Source records:
---*---

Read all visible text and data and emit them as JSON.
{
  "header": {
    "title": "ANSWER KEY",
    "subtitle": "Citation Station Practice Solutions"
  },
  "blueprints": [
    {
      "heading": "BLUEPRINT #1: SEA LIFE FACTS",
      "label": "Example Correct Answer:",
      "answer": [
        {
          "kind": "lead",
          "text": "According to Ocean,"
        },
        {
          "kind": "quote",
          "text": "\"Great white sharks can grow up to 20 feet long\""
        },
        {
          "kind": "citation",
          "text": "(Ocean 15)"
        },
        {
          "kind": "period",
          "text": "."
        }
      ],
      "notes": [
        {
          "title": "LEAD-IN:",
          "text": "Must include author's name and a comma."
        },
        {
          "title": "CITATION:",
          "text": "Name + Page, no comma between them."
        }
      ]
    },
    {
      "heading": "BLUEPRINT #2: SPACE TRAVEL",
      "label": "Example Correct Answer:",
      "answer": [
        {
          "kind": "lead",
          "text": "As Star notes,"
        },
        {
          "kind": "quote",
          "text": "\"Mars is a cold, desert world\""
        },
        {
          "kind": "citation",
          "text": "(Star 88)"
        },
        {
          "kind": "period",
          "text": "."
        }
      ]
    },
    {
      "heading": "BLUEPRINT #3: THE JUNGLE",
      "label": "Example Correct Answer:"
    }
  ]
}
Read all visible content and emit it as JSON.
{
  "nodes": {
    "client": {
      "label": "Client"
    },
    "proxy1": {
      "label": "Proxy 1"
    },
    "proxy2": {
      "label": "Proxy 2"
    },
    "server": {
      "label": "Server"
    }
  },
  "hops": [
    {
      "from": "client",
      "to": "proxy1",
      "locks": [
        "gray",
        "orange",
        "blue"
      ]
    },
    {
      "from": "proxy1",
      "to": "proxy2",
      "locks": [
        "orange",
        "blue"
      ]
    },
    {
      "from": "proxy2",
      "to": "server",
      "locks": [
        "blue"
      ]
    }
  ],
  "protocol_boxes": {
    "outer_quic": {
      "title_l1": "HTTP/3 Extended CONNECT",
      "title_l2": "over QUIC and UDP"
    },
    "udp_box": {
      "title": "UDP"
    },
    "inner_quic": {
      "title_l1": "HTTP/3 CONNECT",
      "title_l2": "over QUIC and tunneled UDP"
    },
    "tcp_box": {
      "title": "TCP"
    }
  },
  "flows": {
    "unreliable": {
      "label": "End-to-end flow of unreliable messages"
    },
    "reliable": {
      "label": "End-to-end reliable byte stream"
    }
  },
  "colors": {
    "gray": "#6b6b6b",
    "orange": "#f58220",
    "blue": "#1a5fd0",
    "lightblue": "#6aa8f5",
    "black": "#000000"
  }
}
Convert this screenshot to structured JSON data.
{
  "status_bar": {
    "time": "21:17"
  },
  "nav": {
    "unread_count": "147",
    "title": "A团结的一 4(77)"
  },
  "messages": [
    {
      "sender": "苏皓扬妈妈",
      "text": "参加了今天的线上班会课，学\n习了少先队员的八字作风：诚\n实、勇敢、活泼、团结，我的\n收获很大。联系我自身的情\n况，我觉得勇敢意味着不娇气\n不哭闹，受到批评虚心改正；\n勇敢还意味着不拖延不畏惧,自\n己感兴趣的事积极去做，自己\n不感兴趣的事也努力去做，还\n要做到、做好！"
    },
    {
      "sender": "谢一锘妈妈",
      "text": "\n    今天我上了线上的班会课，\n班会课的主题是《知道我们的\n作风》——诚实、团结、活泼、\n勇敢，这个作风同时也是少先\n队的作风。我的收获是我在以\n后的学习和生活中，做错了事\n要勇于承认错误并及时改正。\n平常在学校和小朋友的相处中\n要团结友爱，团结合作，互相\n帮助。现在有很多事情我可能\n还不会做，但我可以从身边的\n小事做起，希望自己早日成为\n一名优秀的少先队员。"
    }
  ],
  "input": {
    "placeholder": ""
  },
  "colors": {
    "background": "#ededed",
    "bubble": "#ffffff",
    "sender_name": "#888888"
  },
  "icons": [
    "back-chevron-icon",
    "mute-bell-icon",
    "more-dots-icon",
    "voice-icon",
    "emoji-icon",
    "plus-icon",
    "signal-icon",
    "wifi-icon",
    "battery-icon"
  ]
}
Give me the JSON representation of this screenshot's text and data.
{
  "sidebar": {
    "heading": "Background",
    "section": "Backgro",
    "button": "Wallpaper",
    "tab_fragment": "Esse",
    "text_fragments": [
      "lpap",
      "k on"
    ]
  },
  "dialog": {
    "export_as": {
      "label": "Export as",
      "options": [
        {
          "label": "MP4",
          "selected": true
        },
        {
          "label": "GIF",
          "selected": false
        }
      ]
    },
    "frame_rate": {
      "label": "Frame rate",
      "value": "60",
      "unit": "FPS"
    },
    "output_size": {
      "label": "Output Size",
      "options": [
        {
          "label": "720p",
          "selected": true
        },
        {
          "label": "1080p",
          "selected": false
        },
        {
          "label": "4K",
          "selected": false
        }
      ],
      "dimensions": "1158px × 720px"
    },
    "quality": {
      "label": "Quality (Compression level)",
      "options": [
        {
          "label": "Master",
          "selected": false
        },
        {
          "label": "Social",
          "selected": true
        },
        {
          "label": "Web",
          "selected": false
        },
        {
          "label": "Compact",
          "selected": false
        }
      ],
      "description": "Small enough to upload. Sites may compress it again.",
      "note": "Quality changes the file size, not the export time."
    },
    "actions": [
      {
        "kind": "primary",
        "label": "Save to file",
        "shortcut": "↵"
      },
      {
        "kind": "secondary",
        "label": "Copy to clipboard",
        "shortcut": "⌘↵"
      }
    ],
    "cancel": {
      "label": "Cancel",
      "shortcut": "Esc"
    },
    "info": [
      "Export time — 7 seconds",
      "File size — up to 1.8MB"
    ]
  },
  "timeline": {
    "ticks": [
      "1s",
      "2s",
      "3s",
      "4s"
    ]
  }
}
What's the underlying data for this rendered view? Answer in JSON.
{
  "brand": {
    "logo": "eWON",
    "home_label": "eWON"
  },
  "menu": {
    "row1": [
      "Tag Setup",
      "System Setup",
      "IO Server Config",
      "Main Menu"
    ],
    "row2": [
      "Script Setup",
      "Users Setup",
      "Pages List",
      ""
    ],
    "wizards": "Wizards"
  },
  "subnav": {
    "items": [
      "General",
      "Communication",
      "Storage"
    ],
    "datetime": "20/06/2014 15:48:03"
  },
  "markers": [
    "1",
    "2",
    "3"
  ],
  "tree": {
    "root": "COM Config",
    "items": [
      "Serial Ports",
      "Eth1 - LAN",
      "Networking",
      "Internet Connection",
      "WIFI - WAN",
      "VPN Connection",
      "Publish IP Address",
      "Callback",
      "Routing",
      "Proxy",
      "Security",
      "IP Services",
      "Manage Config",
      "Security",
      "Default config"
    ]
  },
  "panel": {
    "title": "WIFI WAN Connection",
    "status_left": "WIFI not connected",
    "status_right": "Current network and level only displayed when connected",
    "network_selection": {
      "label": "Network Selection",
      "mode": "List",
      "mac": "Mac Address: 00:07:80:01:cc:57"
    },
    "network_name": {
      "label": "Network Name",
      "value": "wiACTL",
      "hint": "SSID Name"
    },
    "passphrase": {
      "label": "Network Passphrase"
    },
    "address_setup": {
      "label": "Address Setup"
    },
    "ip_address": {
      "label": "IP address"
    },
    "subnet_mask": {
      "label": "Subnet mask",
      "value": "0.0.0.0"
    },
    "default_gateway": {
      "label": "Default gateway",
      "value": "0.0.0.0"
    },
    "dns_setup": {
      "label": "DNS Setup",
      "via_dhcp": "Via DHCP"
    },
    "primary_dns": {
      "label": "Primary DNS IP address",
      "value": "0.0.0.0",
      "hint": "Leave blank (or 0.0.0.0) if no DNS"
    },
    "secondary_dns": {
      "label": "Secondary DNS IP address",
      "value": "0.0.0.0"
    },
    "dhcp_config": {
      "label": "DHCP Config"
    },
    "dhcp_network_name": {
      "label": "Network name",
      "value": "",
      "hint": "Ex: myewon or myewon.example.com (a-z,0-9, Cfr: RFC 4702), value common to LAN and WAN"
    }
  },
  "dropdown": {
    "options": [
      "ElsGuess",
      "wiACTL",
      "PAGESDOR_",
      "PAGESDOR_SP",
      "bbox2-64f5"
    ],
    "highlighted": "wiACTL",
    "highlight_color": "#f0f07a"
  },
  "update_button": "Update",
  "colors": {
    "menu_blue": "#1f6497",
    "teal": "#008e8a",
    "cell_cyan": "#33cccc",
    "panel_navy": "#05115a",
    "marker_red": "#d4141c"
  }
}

---*---

Aim: Show the lines of the records that include the string "emit".

Solution for this exercise:
Read all visible text and data and emit them as JSON.
Read all visible content and emit it as JSON.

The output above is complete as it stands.